# Task statement
Look through the data below and return each line where "Institute" appears.

### Exercise input

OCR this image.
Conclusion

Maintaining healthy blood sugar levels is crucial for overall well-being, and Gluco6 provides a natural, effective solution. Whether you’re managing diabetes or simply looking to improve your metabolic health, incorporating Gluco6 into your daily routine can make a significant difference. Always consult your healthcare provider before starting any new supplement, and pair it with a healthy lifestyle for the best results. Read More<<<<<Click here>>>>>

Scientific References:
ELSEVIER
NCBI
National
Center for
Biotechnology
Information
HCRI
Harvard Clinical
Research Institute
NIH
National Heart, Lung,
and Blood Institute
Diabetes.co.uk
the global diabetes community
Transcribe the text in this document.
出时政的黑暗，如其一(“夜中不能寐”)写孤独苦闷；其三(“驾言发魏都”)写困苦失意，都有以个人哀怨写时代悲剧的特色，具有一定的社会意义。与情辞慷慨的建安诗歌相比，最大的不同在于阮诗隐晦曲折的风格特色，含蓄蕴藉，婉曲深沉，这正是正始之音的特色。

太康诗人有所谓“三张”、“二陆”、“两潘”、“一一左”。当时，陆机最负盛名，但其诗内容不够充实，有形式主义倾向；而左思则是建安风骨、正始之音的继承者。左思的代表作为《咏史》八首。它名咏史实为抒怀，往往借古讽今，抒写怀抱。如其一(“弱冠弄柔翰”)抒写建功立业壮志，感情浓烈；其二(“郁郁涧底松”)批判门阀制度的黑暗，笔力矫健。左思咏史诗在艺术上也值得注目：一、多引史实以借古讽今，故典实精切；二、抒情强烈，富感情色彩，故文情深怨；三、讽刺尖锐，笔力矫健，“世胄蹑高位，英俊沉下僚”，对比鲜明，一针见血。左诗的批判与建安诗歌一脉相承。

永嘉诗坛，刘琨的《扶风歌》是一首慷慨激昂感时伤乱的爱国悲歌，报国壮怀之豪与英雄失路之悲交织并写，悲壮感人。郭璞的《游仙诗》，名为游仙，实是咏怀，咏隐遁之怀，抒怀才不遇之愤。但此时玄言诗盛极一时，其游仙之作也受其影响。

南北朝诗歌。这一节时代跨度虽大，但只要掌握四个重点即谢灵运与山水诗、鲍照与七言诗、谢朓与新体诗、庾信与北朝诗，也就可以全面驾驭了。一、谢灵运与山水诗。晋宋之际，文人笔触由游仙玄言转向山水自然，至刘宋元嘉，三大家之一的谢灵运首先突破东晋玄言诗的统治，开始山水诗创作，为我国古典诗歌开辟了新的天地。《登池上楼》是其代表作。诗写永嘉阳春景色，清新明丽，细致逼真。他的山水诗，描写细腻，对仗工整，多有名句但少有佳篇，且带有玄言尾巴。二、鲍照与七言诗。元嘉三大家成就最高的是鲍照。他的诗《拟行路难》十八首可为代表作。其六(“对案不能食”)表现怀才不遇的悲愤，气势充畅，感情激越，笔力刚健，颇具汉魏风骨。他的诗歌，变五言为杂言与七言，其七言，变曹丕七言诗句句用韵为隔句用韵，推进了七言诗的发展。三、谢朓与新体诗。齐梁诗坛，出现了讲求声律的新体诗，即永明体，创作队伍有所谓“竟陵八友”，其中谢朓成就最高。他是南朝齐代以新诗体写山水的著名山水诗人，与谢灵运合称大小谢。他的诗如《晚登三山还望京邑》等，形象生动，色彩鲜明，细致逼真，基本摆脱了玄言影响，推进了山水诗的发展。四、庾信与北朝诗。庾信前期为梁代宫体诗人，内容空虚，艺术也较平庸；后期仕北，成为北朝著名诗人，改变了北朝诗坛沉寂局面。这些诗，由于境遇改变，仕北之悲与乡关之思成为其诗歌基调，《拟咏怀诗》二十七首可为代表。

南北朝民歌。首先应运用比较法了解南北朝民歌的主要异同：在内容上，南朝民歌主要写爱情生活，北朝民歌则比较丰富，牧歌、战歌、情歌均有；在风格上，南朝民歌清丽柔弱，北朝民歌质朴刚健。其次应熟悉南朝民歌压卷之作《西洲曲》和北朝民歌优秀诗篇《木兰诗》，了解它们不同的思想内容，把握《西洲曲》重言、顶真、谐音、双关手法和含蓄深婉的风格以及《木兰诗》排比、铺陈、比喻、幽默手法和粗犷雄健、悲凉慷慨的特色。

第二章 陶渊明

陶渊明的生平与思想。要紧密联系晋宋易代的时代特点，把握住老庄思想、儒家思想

######

# Answer to the problem
Research Institute
and Blood Institute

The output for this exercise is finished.